PROBLEM DETAILS: Copy the entries exactly as they appear, from the first line through the line that contains "- column-post: [471, 10, 509, 505]".

Annotated element listings:
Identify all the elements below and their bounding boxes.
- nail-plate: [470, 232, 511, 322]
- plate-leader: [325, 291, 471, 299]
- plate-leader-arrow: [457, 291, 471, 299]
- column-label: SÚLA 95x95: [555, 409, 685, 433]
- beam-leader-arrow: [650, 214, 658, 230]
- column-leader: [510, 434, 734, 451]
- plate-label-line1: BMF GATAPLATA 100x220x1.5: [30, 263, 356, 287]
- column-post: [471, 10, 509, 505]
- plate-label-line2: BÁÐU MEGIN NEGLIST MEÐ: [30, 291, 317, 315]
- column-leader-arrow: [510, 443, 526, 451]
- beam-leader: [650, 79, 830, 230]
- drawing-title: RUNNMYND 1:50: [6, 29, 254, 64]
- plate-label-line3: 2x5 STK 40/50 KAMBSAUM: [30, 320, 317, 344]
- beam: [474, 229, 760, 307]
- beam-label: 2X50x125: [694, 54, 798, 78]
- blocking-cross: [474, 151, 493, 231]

OUTPUT FOR THIS TASK:
Identify all the elements below and their bounding boxes.
- nail-plate: [470, 232, 511, 322]
- plate-leader: [325, 291, 471, 299]
- plate-leader-arrow: [457, 291, 471, 299]
- column-label: SÚLA 95x95: [555, 409, 685, 433]
- beam-leader-arrow: [650, 214, 658, 230]
- column-leader: [510, 434, 734, 451]
- plate-label-line1: BMF GATAPLATA 100x220x1.5: [30, 263, 356, 287]
- column-post: [471, 10, 509, 505]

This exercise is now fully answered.